▶ _Exercise objective_
From the listing below, select every line where the word "image" appears.

═══

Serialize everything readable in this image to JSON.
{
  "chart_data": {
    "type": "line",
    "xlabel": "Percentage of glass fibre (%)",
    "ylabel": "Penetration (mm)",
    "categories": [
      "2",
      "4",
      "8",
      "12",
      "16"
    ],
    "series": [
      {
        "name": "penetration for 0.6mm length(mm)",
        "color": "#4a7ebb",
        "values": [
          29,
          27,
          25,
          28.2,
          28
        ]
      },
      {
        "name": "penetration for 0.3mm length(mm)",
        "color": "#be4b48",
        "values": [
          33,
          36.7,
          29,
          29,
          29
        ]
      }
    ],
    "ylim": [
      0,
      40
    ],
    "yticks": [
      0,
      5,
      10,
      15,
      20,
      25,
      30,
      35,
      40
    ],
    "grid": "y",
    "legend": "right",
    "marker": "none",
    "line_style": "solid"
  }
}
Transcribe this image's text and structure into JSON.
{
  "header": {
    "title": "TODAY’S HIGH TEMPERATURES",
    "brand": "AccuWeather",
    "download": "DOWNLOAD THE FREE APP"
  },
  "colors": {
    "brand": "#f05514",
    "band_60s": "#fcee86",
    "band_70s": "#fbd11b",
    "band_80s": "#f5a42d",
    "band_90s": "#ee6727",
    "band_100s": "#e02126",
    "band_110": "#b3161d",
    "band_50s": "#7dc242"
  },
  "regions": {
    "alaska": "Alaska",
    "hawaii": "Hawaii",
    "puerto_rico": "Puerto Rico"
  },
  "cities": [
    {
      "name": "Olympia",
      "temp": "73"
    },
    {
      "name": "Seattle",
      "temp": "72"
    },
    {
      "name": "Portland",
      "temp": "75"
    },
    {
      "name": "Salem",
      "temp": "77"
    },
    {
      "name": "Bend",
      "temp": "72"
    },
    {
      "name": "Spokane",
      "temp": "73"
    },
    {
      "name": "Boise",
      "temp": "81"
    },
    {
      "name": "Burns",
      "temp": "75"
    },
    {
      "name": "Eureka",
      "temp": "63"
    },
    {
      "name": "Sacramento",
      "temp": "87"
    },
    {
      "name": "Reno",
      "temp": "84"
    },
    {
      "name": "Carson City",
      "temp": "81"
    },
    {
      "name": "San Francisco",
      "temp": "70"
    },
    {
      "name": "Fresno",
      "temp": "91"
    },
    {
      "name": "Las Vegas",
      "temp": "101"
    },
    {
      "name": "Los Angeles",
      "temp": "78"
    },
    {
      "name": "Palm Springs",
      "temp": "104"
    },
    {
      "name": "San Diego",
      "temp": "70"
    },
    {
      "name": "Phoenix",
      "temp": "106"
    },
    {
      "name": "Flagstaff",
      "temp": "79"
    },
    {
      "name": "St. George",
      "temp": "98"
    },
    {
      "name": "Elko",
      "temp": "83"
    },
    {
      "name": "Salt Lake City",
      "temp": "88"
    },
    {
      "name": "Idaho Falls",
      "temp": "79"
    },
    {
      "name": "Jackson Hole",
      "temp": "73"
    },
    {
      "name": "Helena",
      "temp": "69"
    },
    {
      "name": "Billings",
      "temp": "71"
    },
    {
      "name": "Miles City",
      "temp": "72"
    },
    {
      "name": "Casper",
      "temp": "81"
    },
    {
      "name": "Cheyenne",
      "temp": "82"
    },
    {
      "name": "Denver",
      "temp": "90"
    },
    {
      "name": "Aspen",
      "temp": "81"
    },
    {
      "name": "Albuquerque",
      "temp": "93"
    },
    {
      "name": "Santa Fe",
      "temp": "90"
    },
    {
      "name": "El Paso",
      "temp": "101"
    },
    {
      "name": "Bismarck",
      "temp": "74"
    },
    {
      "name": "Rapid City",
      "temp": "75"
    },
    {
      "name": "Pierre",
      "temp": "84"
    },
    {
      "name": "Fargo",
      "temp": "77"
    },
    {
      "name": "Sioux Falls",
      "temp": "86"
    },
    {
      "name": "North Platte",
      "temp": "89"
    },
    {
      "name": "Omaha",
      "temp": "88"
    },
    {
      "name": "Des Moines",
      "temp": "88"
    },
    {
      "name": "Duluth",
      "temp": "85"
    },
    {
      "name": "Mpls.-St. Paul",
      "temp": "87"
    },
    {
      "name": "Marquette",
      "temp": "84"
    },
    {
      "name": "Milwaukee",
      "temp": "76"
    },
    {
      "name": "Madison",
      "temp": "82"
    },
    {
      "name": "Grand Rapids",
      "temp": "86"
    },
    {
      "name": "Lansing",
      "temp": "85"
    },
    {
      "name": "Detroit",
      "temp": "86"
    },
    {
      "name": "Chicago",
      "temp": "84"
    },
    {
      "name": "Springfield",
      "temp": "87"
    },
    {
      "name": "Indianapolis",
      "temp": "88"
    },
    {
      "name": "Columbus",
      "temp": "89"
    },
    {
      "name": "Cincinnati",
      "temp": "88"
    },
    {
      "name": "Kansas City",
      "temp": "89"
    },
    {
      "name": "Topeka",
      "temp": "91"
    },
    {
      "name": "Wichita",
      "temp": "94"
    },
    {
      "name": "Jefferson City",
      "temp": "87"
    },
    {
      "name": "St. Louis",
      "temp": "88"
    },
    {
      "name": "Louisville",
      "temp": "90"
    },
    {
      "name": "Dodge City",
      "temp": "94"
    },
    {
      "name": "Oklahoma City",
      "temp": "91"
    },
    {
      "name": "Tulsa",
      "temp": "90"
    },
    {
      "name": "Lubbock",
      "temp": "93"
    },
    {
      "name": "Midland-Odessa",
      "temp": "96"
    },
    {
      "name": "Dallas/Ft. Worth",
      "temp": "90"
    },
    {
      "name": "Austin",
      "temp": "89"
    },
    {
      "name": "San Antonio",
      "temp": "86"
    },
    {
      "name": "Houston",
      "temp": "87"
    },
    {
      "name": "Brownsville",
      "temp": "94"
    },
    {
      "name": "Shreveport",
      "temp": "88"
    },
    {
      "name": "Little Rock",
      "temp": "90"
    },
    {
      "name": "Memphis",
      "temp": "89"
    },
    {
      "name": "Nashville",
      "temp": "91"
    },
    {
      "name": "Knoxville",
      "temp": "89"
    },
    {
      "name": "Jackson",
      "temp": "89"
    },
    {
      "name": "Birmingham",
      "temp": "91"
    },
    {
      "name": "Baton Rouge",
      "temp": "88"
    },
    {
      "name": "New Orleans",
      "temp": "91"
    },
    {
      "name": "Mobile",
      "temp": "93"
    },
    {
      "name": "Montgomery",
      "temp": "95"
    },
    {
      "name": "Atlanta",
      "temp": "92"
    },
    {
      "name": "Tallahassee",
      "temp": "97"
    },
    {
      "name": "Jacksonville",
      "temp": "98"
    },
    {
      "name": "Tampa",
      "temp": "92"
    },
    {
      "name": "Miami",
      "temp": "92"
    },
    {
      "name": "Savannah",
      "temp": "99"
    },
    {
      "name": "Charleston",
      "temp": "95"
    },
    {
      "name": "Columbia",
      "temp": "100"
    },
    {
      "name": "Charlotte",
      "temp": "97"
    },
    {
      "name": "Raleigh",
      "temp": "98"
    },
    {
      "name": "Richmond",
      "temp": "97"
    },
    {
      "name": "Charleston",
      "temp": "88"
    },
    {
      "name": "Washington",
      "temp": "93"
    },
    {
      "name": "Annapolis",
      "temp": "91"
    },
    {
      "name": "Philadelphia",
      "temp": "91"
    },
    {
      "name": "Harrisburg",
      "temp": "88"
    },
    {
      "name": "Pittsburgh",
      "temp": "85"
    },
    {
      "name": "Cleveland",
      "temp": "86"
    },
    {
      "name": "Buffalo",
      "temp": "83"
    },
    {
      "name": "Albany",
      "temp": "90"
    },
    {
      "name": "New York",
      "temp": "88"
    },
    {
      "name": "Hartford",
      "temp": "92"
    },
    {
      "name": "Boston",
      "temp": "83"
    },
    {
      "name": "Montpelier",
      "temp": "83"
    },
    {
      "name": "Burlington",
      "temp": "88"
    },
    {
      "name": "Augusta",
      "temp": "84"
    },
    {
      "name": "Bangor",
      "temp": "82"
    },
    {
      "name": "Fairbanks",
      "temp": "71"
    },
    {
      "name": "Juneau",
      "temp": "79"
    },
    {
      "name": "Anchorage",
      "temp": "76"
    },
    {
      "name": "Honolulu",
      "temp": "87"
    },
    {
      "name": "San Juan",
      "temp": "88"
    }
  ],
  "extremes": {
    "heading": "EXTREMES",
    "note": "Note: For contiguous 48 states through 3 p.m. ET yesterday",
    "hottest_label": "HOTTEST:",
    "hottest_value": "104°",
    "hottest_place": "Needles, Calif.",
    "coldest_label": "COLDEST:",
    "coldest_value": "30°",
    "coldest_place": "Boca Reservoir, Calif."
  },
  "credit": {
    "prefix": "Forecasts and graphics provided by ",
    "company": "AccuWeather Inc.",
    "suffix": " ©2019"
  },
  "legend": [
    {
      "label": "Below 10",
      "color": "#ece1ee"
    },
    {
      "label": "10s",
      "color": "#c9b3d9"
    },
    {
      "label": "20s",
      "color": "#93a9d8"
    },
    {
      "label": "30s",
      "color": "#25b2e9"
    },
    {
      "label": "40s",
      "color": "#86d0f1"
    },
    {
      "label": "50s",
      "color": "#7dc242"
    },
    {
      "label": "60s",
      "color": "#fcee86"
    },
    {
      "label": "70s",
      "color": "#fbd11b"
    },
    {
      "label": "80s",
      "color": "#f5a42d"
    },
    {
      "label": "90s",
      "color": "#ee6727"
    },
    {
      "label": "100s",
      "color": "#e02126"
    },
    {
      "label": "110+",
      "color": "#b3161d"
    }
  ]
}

═══

▶ _Answer to the task_
Serialize everything readable in this image to JSON.
Transcribe this image's text and structure into JSON.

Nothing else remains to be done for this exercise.